_Work to be completed:_ Copy every line of the records below where the word "Composite" occurs.

_Information given:_
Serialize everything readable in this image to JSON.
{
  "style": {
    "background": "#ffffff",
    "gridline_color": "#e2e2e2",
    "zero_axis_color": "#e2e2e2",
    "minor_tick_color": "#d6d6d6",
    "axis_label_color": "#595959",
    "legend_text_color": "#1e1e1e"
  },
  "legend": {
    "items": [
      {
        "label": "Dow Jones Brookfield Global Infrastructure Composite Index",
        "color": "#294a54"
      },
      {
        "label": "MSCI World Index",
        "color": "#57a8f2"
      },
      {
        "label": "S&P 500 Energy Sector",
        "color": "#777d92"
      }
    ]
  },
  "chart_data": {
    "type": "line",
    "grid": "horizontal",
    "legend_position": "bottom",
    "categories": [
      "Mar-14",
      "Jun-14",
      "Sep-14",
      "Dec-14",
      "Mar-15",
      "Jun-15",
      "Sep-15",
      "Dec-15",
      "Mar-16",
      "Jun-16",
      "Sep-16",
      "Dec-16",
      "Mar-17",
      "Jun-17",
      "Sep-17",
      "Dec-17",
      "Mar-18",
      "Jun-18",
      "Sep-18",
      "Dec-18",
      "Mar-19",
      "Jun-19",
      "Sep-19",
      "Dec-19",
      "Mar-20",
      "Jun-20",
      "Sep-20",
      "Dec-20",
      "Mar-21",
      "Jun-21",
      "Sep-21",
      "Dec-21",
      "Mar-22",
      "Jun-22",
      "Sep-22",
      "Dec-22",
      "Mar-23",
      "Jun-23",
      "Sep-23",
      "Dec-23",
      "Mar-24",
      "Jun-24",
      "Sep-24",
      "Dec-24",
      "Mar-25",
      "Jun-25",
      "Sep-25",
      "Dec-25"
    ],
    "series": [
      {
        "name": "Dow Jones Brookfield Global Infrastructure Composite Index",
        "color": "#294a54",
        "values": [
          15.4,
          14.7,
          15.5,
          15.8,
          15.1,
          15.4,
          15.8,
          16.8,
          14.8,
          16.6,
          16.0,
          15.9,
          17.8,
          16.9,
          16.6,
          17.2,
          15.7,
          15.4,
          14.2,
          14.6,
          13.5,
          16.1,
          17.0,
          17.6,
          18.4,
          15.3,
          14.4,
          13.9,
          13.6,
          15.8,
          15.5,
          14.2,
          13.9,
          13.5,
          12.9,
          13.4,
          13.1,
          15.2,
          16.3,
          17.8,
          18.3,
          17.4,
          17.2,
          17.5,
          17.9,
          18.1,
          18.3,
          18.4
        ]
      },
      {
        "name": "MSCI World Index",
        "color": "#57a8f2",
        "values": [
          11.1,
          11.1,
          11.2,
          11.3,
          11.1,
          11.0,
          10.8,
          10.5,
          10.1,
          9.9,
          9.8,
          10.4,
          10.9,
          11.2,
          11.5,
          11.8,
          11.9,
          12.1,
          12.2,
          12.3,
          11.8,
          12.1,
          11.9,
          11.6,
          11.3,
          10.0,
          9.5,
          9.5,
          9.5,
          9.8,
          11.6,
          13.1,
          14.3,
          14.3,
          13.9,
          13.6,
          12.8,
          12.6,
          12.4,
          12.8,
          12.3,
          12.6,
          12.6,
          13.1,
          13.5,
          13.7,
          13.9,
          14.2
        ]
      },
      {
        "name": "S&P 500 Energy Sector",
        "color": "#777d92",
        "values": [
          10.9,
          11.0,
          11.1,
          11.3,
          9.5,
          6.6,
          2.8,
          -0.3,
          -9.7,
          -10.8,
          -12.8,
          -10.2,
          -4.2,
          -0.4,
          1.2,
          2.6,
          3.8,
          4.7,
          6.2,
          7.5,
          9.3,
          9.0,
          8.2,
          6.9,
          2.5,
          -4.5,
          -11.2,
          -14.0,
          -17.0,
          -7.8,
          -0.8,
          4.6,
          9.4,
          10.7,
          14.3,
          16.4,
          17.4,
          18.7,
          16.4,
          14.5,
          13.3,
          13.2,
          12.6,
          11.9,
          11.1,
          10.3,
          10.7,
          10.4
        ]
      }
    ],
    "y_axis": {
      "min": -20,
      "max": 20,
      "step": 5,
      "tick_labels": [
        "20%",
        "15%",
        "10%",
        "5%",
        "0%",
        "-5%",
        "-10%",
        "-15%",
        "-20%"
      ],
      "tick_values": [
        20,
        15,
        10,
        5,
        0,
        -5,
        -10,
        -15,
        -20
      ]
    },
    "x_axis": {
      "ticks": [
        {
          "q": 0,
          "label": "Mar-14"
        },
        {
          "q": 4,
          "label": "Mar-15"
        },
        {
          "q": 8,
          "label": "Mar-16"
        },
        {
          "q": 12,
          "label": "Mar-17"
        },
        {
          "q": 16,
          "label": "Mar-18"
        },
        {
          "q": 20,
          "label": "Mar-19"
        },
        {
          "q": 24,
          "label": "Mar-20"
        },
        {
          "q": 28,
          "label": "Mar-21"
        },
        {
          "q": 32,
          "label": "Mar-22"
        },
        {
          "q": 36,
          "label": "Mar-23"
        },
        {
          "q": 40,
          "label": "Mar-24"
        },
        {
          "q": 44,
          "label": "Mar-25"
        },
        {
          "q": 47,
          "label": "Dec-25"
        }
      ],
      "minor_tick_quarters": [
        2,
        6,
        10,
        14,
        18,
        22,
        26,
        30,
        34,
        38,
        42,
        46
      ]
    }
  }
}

_Task output:_
        "label": "Dow Jones Brookfield Global Infrastructure Composite Index",
        "name": "Dow Jones Brookfield Global Infrastructure Composite Index",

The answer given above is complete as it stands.